→ PROMPT: Repeat, exactly and completely, the entries shown underneath.

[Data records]
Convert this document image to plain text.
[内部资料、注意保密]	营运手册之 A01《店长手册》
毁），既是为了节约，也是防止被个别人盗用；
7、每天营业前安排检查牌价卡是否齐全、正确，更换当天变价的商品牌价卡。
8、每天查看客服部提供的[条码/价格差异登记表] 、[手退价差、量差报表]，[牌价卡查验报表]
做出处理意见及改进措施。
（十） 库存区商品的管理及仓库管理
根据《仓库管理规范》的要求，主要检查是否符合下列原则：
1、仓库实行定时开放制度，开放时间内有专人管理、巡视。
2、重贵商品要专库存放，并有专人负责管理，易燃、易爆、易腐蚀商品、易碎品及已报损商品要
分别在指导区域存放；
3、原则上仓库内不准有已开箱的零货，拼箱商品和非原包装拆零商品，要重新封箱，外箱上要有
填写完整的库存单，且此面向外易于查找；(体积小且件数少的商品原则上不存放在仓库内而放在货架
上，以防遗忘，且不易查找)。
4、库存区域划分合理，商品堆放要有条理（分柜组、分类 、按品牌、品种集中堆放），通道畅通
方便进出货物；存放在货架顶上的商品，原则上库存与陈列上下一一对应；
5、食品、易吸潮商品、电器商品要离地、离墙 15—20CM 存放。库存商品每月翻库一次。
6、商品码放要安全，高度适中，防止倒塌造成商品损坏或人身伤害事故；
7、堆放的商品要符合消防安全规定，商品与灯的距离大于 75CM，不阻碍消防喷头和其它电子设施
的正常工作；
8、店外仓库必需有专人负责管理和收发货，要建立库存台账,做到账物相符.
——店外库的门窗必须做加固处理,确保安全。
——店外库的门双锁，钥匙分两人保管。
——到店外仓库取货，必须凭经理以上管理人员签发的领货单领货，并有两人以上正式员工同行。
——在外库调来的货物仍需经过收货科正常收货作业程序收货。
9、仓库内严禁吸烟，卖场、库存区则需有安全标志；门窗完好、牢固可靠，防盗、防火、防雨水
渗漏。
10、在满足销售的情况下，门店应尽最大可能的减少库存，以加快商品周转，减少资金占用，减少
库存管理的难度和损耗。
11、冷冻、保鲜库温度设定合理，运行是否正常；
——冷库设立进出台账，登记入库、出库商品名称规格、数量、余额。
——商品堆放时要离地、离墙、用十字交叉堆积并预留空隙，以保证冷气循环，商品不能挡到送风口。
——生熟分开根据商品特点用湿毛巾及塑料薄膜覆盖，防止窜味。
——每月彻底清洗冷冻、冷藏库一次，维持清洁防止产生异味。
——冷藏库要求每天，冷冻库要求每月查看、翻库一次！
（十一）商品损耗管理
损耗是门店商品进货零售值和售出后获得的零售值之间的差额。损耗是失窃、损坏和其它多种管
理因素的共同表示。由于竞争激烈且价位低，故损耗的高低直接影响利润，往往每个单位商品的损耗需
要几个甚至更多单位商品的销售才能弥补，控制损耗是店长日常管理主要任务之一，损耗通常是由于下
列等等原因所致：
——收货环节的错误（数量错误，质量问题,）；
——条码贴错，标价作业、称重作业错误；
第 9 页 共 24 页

→ TASK RESPONSE:
Convert this document image to plain text.
[内部资料、注意保密]	营运手册之 A01《店长手册》
毁），既是为了节约，也是防止被个别人盗用；
7、每天营业前安排检查牌价卡是否齐全、正确，更换当天变价的商品牌价卡。
8、每天查看客服部提供的[条码/价格差异登记表] 、[手退价差、量差报表]，[牌价卡查验报表]
做出处理意见及改进措施。
（十） 库存区商品的管理及仓库管理
根据《仓库管理规范》的要求，主要检查是否符合下列原则：
1、仓库实行定时开放制度，开放时间内有专人管理、巡视。
2、重贵商品要专库存放，并有专人负责管理，易燃、易爆、易腐蚀商品、易碎品及已报损商品要
分别在指导区域存放；
3、原则上仓库内不准有已开箱的零货，拼箱商品和非原包装拆零商品，要重新封箱，外箱上要有
填写完整的库存单，且此面向外易于查找；(体积小且件数少的商品原则上不存放在仓库内而放在货架
上，以防遗忘，且不易查找)。
4、库存区域划分合理，商品堆放要有条理（分柜组、分类 、按品牌、品种集中堆放），通道畅通
方便进出货物；存放在货架顶上的商品，原则上库存与陈列上下一一对应；
5、食品、易吸潮商品、电器商品要离地、离墙 15—20CM 存放。库存商品每月翻库一次。
6、商品码放要安全，高度适中，防止倒塌造成商品损坏或人身伤害事故；
7、堆放的商品要符合消防安全规定，商品与灯的距离大于 75CM，不阻碍消防喷头和其它电子设施
的正常工作；
8、店外仓库必需有专人负责管理和收发货，要建立库存台账,做到账物相符.
——店外库的门窗必须做加固处理,确保安全。
——店外库的门双锁，钥匙分两人保管。
——到店外仓库取货，必须凭经理以上管理人员签发的领货单领货，并有两人以上正式员工同行。
——在外库调来的货物仍需经过收货科正常收货作业程序收货。
9、仓库内严禁吸烟，卖场、库存区则需有安全标志；门窗完好、牢固可靠，防盗、防火、防雨水
渗漏。
10、在满足销售的情况下，门店应尽最大可能的减少库存，以加快商品周转，减少资金占用，减少
库存管理的难度和损耗。
11、冷冻、保鲜库温度设定合理，运行是否正常；
——冷库设立进出台账，登记入库、出库商品名称规格、数量、余额。
——商品堆放时要离地、离墙、用十字交叉堆积并预留空隙，以保证冷气循环，商品不能挡到送风口。
——生熟分开根据商品特点用湿毛巾及塑料薄膜覆盖，防止窜味。
——每月彻底清洗冷冻、冷藏库一次，维持清洁防止产生异味。
——冷藏库要求每天，冷冻库要求每月查看、翻库一次！
（十一）商品损耗管理
损耗是门店商品进货零售值和售出后获得的零售值之间的差额。损耗是失窃、损坏和其它多种管
理因素的共同表示。由于竞争激烈且价位低，故损耗的高低直接影响利润，往往每个单位商品的损耗需
要几个甚至更多单位商品的销售才能弥补，控制损耗是店长日常管理主要任务之一，损耗通常是由于下
列等等原因所致：
——收货环节的错误（数量错误，质量问题,）；
——条码贴错，标价作业、称重作业错误；
第 9 页 共 24 页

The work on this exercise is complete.